Task: Find the lines holding the word "至少包含" and collect them.

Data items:
════════════════
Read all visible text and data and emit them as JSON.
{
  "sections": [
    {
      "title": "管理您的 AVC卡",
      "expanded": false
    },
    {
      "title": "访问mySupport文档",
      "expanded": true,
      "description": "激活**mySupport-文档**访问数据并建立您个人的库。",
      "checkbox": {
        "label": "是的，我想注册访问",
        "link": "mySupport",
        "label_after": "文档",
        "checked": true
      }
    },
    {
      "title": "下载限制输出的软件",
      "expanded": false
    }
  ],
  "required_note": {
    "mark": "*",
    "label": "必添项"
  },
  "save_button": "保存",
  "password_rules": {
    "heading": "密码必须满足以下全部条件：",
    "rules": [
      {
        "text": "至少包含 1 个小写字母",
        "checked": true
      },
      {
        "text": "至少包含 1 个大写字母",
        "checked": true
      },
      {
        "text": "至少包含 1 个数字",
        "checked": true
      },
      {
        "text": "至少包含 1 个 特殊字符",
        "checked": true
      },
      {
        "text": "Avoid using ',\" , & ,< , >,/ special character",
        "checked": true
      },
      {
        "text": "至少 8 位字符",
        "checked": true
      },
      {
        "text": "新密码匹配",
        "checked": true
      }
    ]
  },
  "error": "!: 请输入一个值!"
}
════════════════
Answer:
        "text": "至少包含 1 个小写字母",
        "text": "至少包含 1 个大写字母",
        "text": "至少包含 1 个数字",
        "text": "至少包含 1 个 特殊字符",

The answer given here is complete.